Figure contents as structured data

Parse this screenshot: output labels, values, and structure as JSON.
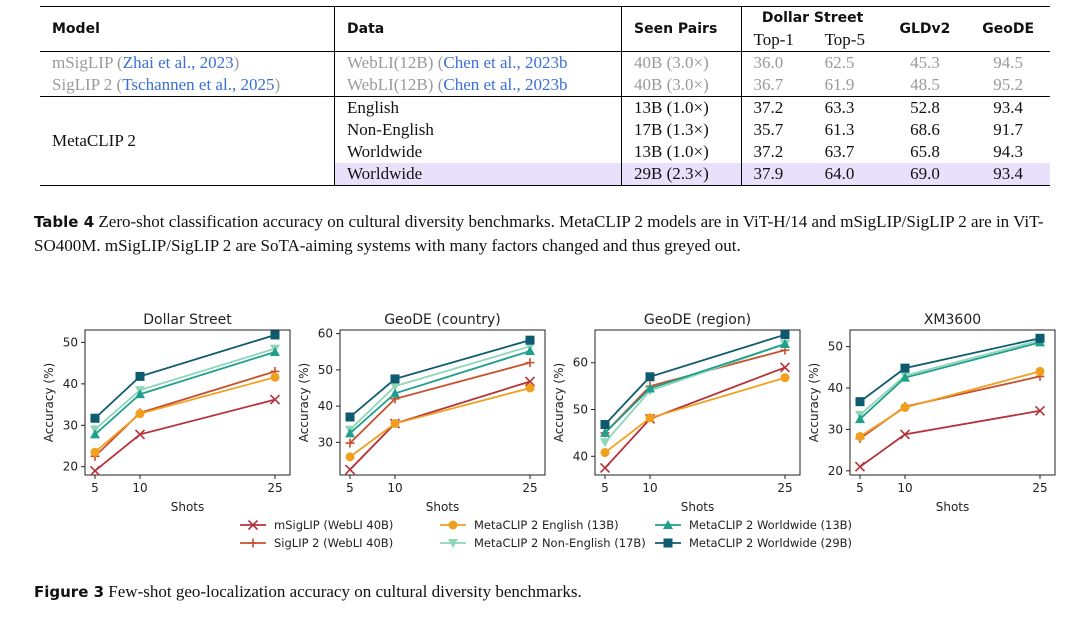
{
  "table": {
    "headers": {
      "model": "Model",
      "data": "Data",
      "seen_pairs": "Seen Pairs",
      "dollar_street": "Dollar Street",
      "top1": "Top-1",
      "top5": "Top-5",
      "gldv2": "GLDv2",
      "geode": "GeoDE"
    },
    "rows": [
      {
        "model": "mSigLIP",
        "cite": "Zhai et al., 2023",
        "data": "WebLI(12B)",
        "data_cite": "Chen et al., 2023b",
        "seen": "40B (3.0×)",
        "top1": "36.0",
        "top5": "62.5",
        "gldv2": "45.3",
        "geode": "94.5"
      },
      {
        "model": "SigLIP 2",
        "cite": "Tschannen et al., 2025",
        "data": "WebLI(12B)",
        "data_cite": "Chen et al., 2023b",
        "seen": "40B (3.0×)",
        "top1": "36.7",
        "top5": "61.9",
        "gldv2": "48.5",
        "geode": "95.2"
      }
    ],
    "metaclip_label": "MetaCLIP 2",
    "metaclip_rows": [
      {
        "data": "English",
        "seen": "13B (1.0×)",
        "top1": "37.2",
        "top5": "63.3",
        "gldv2": "52.8",
        "geode": "93.4"
      },
      {
        "data": "Non-English",
        "seen": "17B (1.3×)",
        "top1": "35.7",
        "top5": "61.3",
        "gldv2": "68.6",
        "geode": "91.7"
      },
      {
        "data": "Worldwide",
        "seen": "13B (1.0×)",
        "top1": "37.2",
        "top5": "63.7",
        "gldv2": "65.8",
        "geode": "94.3"
      },
      {
        "data": "Worldwide",
        "seen": "29B (2.3×)",
        "top1": "37.9",
        "top5": "64.0",
        "gldv2": "69.0",
        "geode": "93.4"
      }
    ],
    "highlight_color": "#e9e0fb"
  },
  "table_caption": {
    "label": "Table 4",
    "text": "Zero-shot classification accuracy on cultural diversity benchmarks. MetaCLIP 2 models are in ViT-H/14 and mSigLIP/SigLIP 2 are in ViT-SO400M. mSigLIP/SigLIP 2 are SoTA-aiming systems with many factors changed and thus greyed out."
  },
  "figure_caption": {
    "label": "Figure 3",
    "text": "Few-shot geo-localization accuracy on cultural diversity benchmarks."
  },
  "chart_data": [
    {
      "type": "line",
      "title": "Dollar Street",
      "xlabel": "Shots",
      "ylabel": "Accuracy (%)",
      "x": [
        5,
        10,
        25
      ],
      "xticks": [
        5,
        10,
        25
      ],
      "yticks": [
        20,
        30,
        40,
        50
      ],
      "ylim": [
        18,
        53
      ],
      "series": [
        {
          "name": "mSigLIP (WebLI 40B)",
          "values": [
            19.0,
            27.8,
            36.2
          ]
        },
        {
          "name": "SigLIP 2 (WebLI 40B)",
          "values": [
            22.5,
            33.0,
            43.0
          ]
        },
        {
          "name": "MetaCLIP 2 English (13B)",
          "values": [
            23.5,
            32.8,
            41.6
          ]
        },
        {
          "name": "MetaCLIP 2 Non-English (17B)",
          "values": [
            29.0,
            38.5,
            48.5
          ]
        },
        {
          "name": "MetaCLIP 2 Worldwide (13B)",
          "values": [
            27.8,
            37.5,
            47.7
          ]
        },
        {
          "name": "MetaCLIP 2 Worldwide (29B)",
          "values": [
            31.7,
            41.8,
            51.8
          ]
        }
      ]
    },
    {
      "type": "line",
      "title": "GeoDE (country)",
      "xlabel": "Shots",
      "ylabel": "Accuracy (%)",
      "x": [
        5,
        10,
        25
      ],
      "xticks": [
        5,
        10,
        25
      ],
      "yticks": [
        30,
        40,
        50,
        60
      ],
      "ylim": [
        21,
        61
      ],
      "series": [
        {
          "name": "mSigLIP (WebLI 40B)",
          "values": [
            22.5,
            35.2,
            46.8
          ]
        },
        {
          "name": "SigLIP 2 (WebLI 40B)",
          "values": [
            29.8,
            42.0,
            52.0
          ]
        },
        {
          "name": "MetaCLIP 2 English (13B)",
          "values": [
            26.0,
            35.2,
            45.0
          ]
        },
        {
          "name": "MetaCLIP 2 Non-English (17B)",
          "values": [
            33.5,
            45.5,
            56.5
          ]
        },
        {
          "name": "MetaCLIP 2 Worldwide (13B)",
          "values": [
            32.5,
            43.5,
            55.2
          ]
        },
        {
          "name": "MetaCLIP 2 Worldwide (29B)",
          "values": [
            37.0,
            47.5,
            58.2
          ]
        }
      ]
    },
    {
      "type": "line",
      "title": "GeoDE (region)",
      "xlabel": "Shots",
      "ylabel": "Accuracy (%)",
      "x": [
        5,
        10,
        25
      ],
      "xticks": [
        5,
        10,
        25
      ],
      "yticks": [
        40,
        50,
        60
      ],
      "ylim": [
        36,
        67
      ],
      "series": [
        {
          "name": "mSigLIP (WebLI 40B)",
          "values": [
            37.5,
            48.0,
            59.0
          ]
        },
        {
          "name": "SigLIP 2 (WebLI 40B)",
          "values": [
            45.0,
            55.0,
            62.7
          ]
        },
        {
          "name": "MetaCLIP 2 English (13B)",
          "values": [
            40.8,
            48.2,
            56.8
          ]
        },
        {
          "name": "MetaCLIP 2 Non-English (17B)",
          "values": [
            43.0,
            54.0,
            64.0
          ]
        },
        {
          "name": "MetaCLIP 2 Worldwide (13B)",
          "values": [
            45.0,
            54.5,
            64.0
          ]
        },
        {
          "name": "MetaCLIP 2 Worldwide (29B)",
          "values": [
            46.8,
            57.0,
            66.0
          ]
        }
      ]
    },
    {
      "type": "line",
      "title": "XM3600",
      "xlabel": "Shots",
      "ylabel": "Accuracy (%)",
      "x": [
        5,
        10,
        25
      ],
      "xticks": [
        5,
        10,
        25
      ],
      "yticks": [
        20,
        30,
        40,
        50
      ],
      "ylim": [
        19,
        54
      ],
      "series": [
        {
          "name": "mSigLIP (WebLI 40B)",
          "values": [
            21.0,
            28.8,
            34.5
          ]
        },
        {
          "name": "SigLIP 2 (WebLI 40B)",
          "values": [
            27.8,
            35.5,
            42.8
          ]
        },
        {
          "name": "MetaCLIP 2 English (13B)",
          "values": [
            28.3,
            35.3,
            44.0
          ]
        },
        {
          "name": "MetaCLIP 2 Non-English (17B)",
          "values": [
            33.5,
            43.0,
            51.5
          ]
        },
        {
          "name": "MetaCLIP 2 Worldwide (13B)",
          "values": [
            32.5,
            42.5,
            51.0
          ]
        },
        {
          "name": "MetaCLIP 2 Worldwide (29B)",
          "values": [
            36.7,
            44.8,
            52.0
          ]
        }
      ]
    }
  ],
  "series_styles": [
    {
      "color": "#b5323a",
      "marker": "x"
    },
    {
      "color": "#c8502c",
      "marker": "plus"
    },
    {
      "color": "#f0a01e",
      "marker": "circle"
    },
    {
      "color": "#8fd6b9",
      "marker": "triangle-down"
    },
    {
      "color": "#1fa08c",
      "marker": "triangle-up"
    },
    {
      "color": "#0e5a6e",
      "marker": "square"
    }
  ]
}
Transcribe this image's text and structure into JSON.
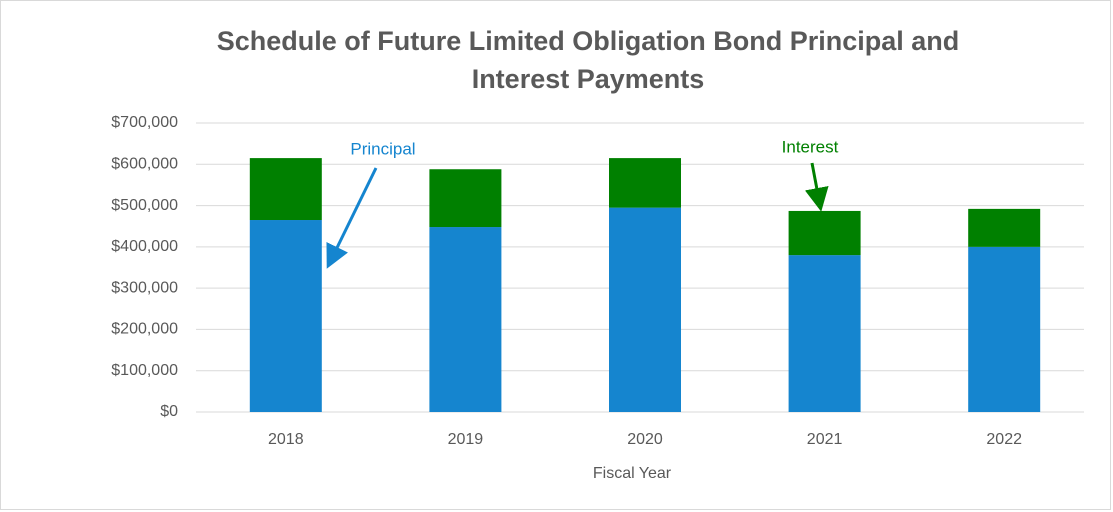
{
  "chart_data": {
    "type": "bar",
    "stacked": true,
    "title": "Schedule of Future Limited Obligation Bond Principal and Interest Payments",
    "x_label": "Fiscal Year",
    "categories": [
      "2018",
      "2019",
      "2020",
      "2021",
      "2022"
    ],
    "series": [
      {
        "name": "Principal",
        "color": "#1585cf",
        "values": [
          465000,
          448000,
          495000,
          380000,
          400000
        ]
      },
      {
        "name": "Interest",
        "color": "#008000",
        "values": [
          150000,
          140000,
          120000,
          107000,
          92000
        ]
      }
    ],
    "ylim": [
      0,
      700000
    ],
    "yticks": [
      {
        "value": 0,
        "label": "$0"
      },
      {
        "value": 100000,
        "label": "$100,000"
      },
      {
        "value": 200000,
        "label": "$200,000"
      },
      {
        "value": 300000,
        "label": "$300,000"
      },
      {
        "value": 400000,
        "label": "$400,000"
      },
      {
        "value": 500000,
        "label": "$500,000"
      },
      {
        "value": 600000,
        "label": "$600,000"
      },
      {
        "value": 700000,
        "label": "$700,000"
      }
    ],
    "grid": true
  }
}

» **What you will do**: Gather each line from the listing above that holds "cultural".

» **Full solution**:
    "text": "Zero-shot classification accuracy on cultural diversity benchmarks. MetaCLIP 2 models are in ViT-H/14 and mSigLIP/SigLIP 2 are in ViT-SO400M. mSigLIP/SigLIP 2 are SoTA-aiming systems with many factors changed and thus greyed out."
    "text": "Few-shot geo-localization accuracy on cultural diversity benchmarks."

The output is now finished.